Labeled region listing
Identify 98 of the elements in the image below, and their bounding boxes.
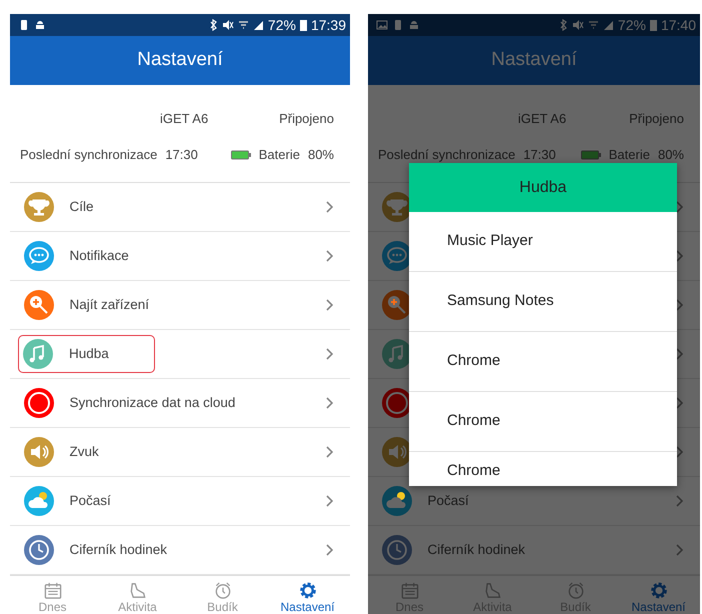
chevron-icon — [326, 348, 334, 360]
magnifier-plus-icon — [24, 290, 54, 320]
chevron-icon — [326, 250, 334, 262]
menu-label: Cíle — [70, 198, 94, 216]
menu-label: Ciferník hodinek — [428, 540, 526, 559]
menu-row[interactable]: Cíle — [10, 183, 350, 232]
battery-label: Baterie — [258, 146, 300, 164]
settings-icon — [648, 581, 668, 600]
status-time: 17:40 — [660, 16, 696, 34]
menu-row[interactable]: Hudba — [10, 330, 350, 379]
cloud-sun-icon — [382, 486, 412, 516]
image-icon — [376, 19, 388, 31]
battery-percent: 72% — [618, 16, 646, 34]
sync-label: Poslední synchronizace — [378, 146, 516, 164]
chevron-icon — [676, 299, 684, 311]
ring-icon — [24, 388, 54, 418]
menu-label: Hudba — [69, 344, 109, 363]
mute-icon — [222, 19, 234, 31]
chevron-icon — [676, 250, 684, 262]
music-note-icon — [23, 339, 53, 369]
battery-value: 80% — [658, 146, 684, 164]
dialog-option[interactable]: Samsung Notes — [409, 272, 677, 332]
speaker-icon — [24, 437, 54, 467]
menu-row[interactable]: Počasí — [10, 477, 350, 526]
menu-label: Synchronizace dat na cloud — [70, 394, 236, 412]
chevron-icon — [326, 495, 334, 507]
menu-label: Najít zařízení — [70, 296, 150, 314]
menu-row[interactable]: Ciferník hodinek — [10, 526, 350, 575]
menu-label: Zvuk — [70, 442, 99, 461]
chat-bubble-icon — [382, 241, 412, 271]
chat-bubble-icon — [24, 241, 54, 271]
mute-icon — [572, 19, 584, 31]
chevron-icon — [326, 397, 334, 409]
battery-percent: 72% — [268, 16, 296, 34]
dialog-option[interactable]: Music Player — [409, 212, 677, 272]
sync-label: Poslední synchronizace — [20, 146, 158, 164]
dialog-option[interactable]: Chrome — [409, 392, 677, 452]
screen-title: Nastavení — [491, 48, 577, 72]
alarm-clock-icon — [212, 581, 232, 600]
signal-icon — [252, 19, 264, 31]
battery-value: 80% — [308, 146, 334, 164]
menu-label: Počasí — [70, 492, 111, 510]
tab-button[interactable]: Nastavení — [265, 576, 350, 614]
wifi-icon — [588, 19, 599, 31]
clock-icon — [24, 535, 54, 565]
sneaker-icon — [482, 581, 502, 600]
connection-status: Připojeno — [279, 110, 334, 128]
menu-label: Počasí — [428, 492, 469, 510]
sync-time: 17:30 — [523, 146, 556, 164]
dialog-option[interactable]: Chrome — [409, 332, 677, 392]
battery-level-icon — [230, 150, 251, 160]
calendar-icon — [42, 581, 62, 600]
chevron-icon — [326, 201, 334, 213]
vibrate-icon — [392, 19, 404, 31]
battery-icon — [300, 19, 307, 31]
sneaker-icon — [128, 581, 148, 600]
speaker-icon — [382, 437, 412, 467]
sync-time: 17:30 — [165, 146, 198, 164]
device-name: iGET A6 — [518, 110, 566, 128]
battery-icon — [650, 19, 657, 31]
menu-row[interactable]: Najít zařízení — [10, 281, 350, 330]
dialog-option[interactable]: Chrome — [409, 452, 677, 486]
cloud-sun-icon — [24, 486, 54, 516]
trophy-icon — [24, 192, 54, 222]
vibrate-icon — [18, 19, 30, 31]
menu-label: Notifikace — [70, 246, 129, 265]
chevron-icon — [676, 544, 684, 556]
signal-icon — [602, 19, 614, 31]
connection-status: Připojeno — [629, 110, 684, 128]
clock-icon — [382, 535, 412, 565]
magnifier-plus-icon — [382, 290, 412, 320]
menu-label: Ciferník hodinek — [70, 540, 168, 559]
screen-title: Nastavení — [137, 48, 223, 72]
calendar-icon — [400, 581, 420, 600]
battery-label: Baterie — [608, 146, 650, 164]
menu-row[interactable]: Zvuk — [10, 428, 350, 477]
menu-row[interactable]: Notifikace — [10, 232, 350, 281]
status-time: 17:39 — [310, 16, 346, 34]
settings-icon — [298, 581, 318, 600]
wifi-icon — [238, 19, 249, 31]
music-note-icon — [382, 339, 412, 369]
bluetooth-icon — [208, 19, 218, 31]
ring-icon — [382, 388, 412, 418]
device-name: iGET A6 — [160, 110, 208, 128]
chevron-icon — [676, 348, 684, 360]
chevron-icon — [676, 446, 684, 458]
menu-row[interactable]: Synchronizace dat na cloud — [10, 379, 350, 428]
chevron-icon — [326, 446, 334, 458]
chevron-icon — [676, 397, 684, 409]
bluetooth-icon — [558, 19, 568, 31]
chevron-icon — [326, 544, 334, 556]
battery-level-icon — [580, 150, 601, 160]
chevron-icon — [676, 201, 684, 213]
alarm-clock-icon — [566, 581, 586, 600]
dialog-title: Hudba — [519, 178, 567, 198]
chevron-icon — [326, 299, 334, 311]
trophy-icon — [382, 192, 412, 222]
chevron-icon — [676, 495, 684, 507]
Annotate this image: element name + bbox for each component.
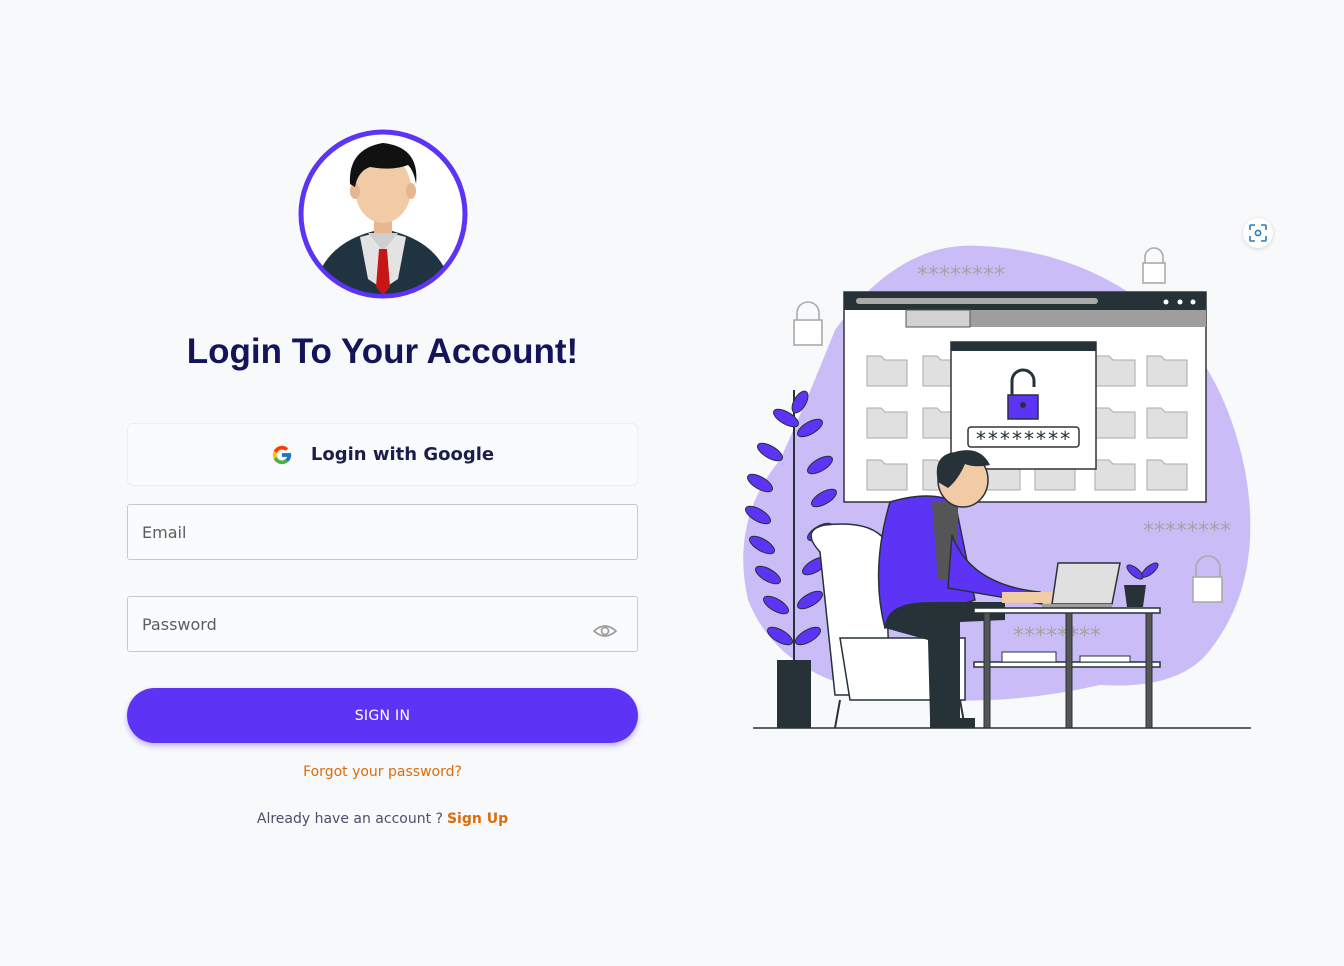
login-illustration: ******** ******** ******** ********	[743, 245, 1251, 729]
sign-in-button[interactable]: SIGN IN	[127, 688, 638, 743]
password-dialog: ********	[950, 341, 1097, 470]
sign-up-link[interactable]: Sign Up	[447, 811, 508, 827]
email-field-container	[127, 504, 638, 560]
google-login-label: Login with Google	[310, 444, 495, 465]
password-field[interactable]	[128, 597, 637, 651]
email-field[interactable]	[128, 505, 637, 559]
google-icon	[272, 445, 292, 464]
signup-row: Already have an account ? Sign Up	[127, 811, 638, 827]
mask-text-3: ********	[1013, 624, 1101, 649]
dialog-mask-text: ********	[975, 427, 1071, 451]
page-title: Login To Your Account!	[186, 332, 579, 371]
google-login-button[interactable]: Login with Google	[127, 423, 638, 486]
eye-icon[interactable]	[593, 622, 617, 640]
forgot-password-link[interactable]: Forgot your password?	[127, 764, 638, 780]
user-avatar-image	[298, 129, 468, 299]
password-field-container	[127, 596, 638, 652]
mask-text-2: ********	[1143, 519, 1231, 544]
mask-text-1: ********	[917, 263, 1005, 288]
avatar	[298, 129, 468, 299]
account-prompt-text: Already have an account ?	[256, 811, 443, 827]
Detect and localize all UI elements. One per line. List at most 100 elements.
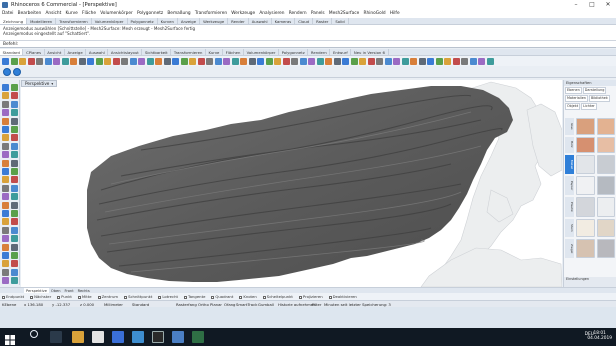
minimize-button[interactable]: – — [568, 0, 584, 10]
material-swatch[interactable] — [576, 118, 595, 135]
toolbar-tab[interactable]: Anzeige — [65, 49, 87, 55]
material-swatch[interactable] — [596, 118, 615, 135]
material-category[interactable]: Plastik — [565, 197, 574, 218]
toolbar-button-icon[interactable] — [146, 57, 154, 65]
toolbar-button-icon[interactable] — [61, 57, 69, 65]
right-panel-tab[interactable]: Ebenen — [565, 87, 582, 94]
left-tool-icon[interactable] — [2, 277, 9, 285]
toolbar-button-icon[interactable] — [461, 57, 468, 65]
left-tool-icon[interactable] — [11, 201, 18, 209]
toolbar-button-icon[interactable] — [435, 57, 443, 65]
toolbar-tab[interactable]: Volumenkörper — [244, 49, 279, 55]
checkbox-icon[interactable] — [328, 295, 332, 299]
left-tool-icon[interactable] — [11, 210, 18, 217]
toolbar-button-icon[interactable] — [189, 57, 196, 65]
toolbar-tab[interactable]: Entwurf — [330, 49, 352, 55]
toolbar-tab[interactable]: CPlanes — [23, 49, 45, 55]
toolbar-button-icon[interactable] — [478, 57, 485, 65]
osnap-option[interactable]: Schnittpunkt — [124, 293, 152, 300]
menu-item[interactable]: Polygonnetz — [137, 10, 163, 18]
toolbar-button-icon[interactable] — [401, 57, 409, 65]
toolbar-tab[interactable]: Standard — [0, 49, 24, 55]
checkbox-icon[interactable] — [97, 295, 101, 299]
osnap-option[interactable]: Nächster — [30, 293, 51, 300]
navigate-back-icon[interactable] — [3, 68, 11, 76]
material-swatch[interactable] — [596, 219, 615, 237]
toolbar-button-icon[interactable] — [342, 57, 349, 65]
toolbar-button-icon[interactable] — [121, 57, 128, 65]
toolbar-tab[interactable]: Flächen — [223, 49, 244, 55]
left-tool-icon[interactable] — [2, 92, 9, 100]
viewport-title-tab[interactable]: Perspektive ▾ — [21, 80, 58, 87]
toolbar-button-icon[interactable] — [10, 57, 18, 65]
right-panel-tab[interactable]: Lichter — [581, 103, 597, 110]
left-tool-icon[interactable] — [11, 109, 18, 117]
toolbar-button-icon[interactable] — [87, 57, 94, 65]
osnap-option[interactable]: Projizieren — [298, 293, 323, 300]
toolbar-button-icon[interactable] — [163, 57, 171, 65]
checkbox-icon[interactable] — [211, 295, 215, 299]
toolbar-button-icon[interactable] — [180, 57, 188, 65]
toolbar-button-icon[interactable] — [104, 57, 111, 65]
menu-item[interactable]: Transformieren — [195, 10, 227, 18]
left-tool-icon[interactable] — [11, 142, 18, 150]
menu-item[interactable]: Kurve — [66, 10, 78, 18]
toolbar-button-icon[interactable] — [359, 57, 366, 65]
left-tool-icon[interactable] — [11, 134, 18, 142]
left-tool-icon[interactable] — [11, 84, 18, 91]
toolbar-button-icon[interactable] — [486, 57, 494, 65]
command-tab[interactable]: Werkzeuge — [200, 18, 229, 24]
checkbox-icon[interactable] — [239, 295, 243, 299]
search-icon[interactable] — [30, 330, 38, 338]
viewport-menu-arrow-icon[interactable]: ▾ — [51, 82, 53, 86]
left-tool-icon[interactable] — [11, 193, 18, 201]
osnap-option[interactable]: Lotrecht — [158, 293, 178, 300]
navigate-forward-icon[interactable] — [13, 68, 21, 76]
osnap-option[interactable]: Mitte — [77, 293, 92, 300]
toolbar-button-icon[interactable] — [299, 57, 307, 65]
material-swatch[interactable] — [576, 136, 595, 153]
rhino-taskbar-icon[interactable] — [172, 331, 184, 343]
command-tab[interactable]: Zeichnung — [0, 18, 28, 24]
toolbar-button-icon[interactable] — [325, 57, 332, 65]
material-swatch[interactable] — [596, 136, 615, 153]
toolbar-button-icon[interactable] — [367, 57, 375, 65]
app-icon-1[interactable] — [92, 331, 104, 343]
menu-item[interactable]: Fläche — [82, 10, 96, 18]
left-tool-icon[interactable] — [2, 184, 9, 192]
toolbar-button-icon[interactable] — [223, 57, 230, 65]
right-panel-tab[interactable]: Darstellung — [582, 87, 607, 94]
checkbox-icon[interactable] — [2, 295, 5, 299]
osnap-option[interactable]: Quadrant — [211, 293, 233, 300]
left-tool-icon[interactable] — [11, 218, 18, 226]
material-swatch[interactable] — [576, 176, 595, 196]
toolbar-tab[interactable]: Kurve — [206, 49, 223, 55]
left-tool-icon[interactable] — [11, 252, 18, 259]
menu-item[interactable]: Hilfe — [390, 10, 400, 18]
windows-start-icon[interactable] — [4, 331, 16, 345]
left-tool-icon[interactable] — [2, 252, 9, 259]
toolbar-button-icon[interactable] — [469, 57, 477, 65]
material-category[interactable]: Stein — [565, 219, 574, 237]
material-swatch[interactable] — [576, 238, 595, 258]
checkbox-icon[interactable] — [158, 295, 162, 299]
toolbar-tab[interactable]: Ansichtslayout — [108, 49, 143, 55]
command-tab[interactable]: Modellieren — [27, 18, 57, 24]
left-tool-icon[interactable] — [11, 151, 18, 159]
toolbar-button-icon[interactable] — [70, 57, 77, 65]
app-icon-4[interactable] — [152, 331, 164, 343]
toolbar-button-icon[interactable] — [53, 57, 60, 65]
tray-clock[interactable]: 18:01 04.04.2019 — [587, 328, 612, 346]
toolbar-button-icon[interactable] — [129, 57, 137, 65]
task-view-icon[interactable] — [50, 331, 62, 343]
material-swatch[interactable] — [596, 176, 615, 196]
osnap-option[interactable]: Zentrum — [97, 293, 118, 300]
menu-item[interactable]: RhinoGold — [363, 10, 385, 18]
left-tool-icon[interactable] — [11, 226, 18, 234]
left-tool-icon[interactable] — [11, 168, 18, 175]
toolbar-button-icon[interactable] — [78, 57, 86, 65]
app-icon-2[interactable] — [112, 331, 124, 343]
toolbar-button-icon[interactable] — [138, 57, 145, 65]
toolbar-button-icon[interactable] — [418, 57, 426, 65]
perspective-viewport[interactable]: Perspektive ▾ — [21, 80, 562, 287]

● WRITTEN INSTRUCTION
Number the lines of the listing from the line with "minimize-button[interactable]: – —" to the line with "right-panel-tab[interactable]: Ebenen —", including both of those lines and leaving out any blank lines.

● TASK RESULT
1. minimize-button[interactable]: – — [568, 0, 584, 10]
2. material-swatch[interactable] — [576, 118, 595, 135]
3. toolbar-tab[interactable]: Anzeige — [65, 49, 87, 55]
4. material-swatch[interactable] — [596, 118, 615, 135]
5. material-category[interactable]: Plastik — [565, 197, 574, 218]
6. toolbar-button-icon[interactable] — [146, 57, 154, 65]
7. toolbar-button-icon[interactable] — [61, 57, 69, 65]
8. right-panel-tab[interactable]: Ebenen — [565, 87, 582, 94]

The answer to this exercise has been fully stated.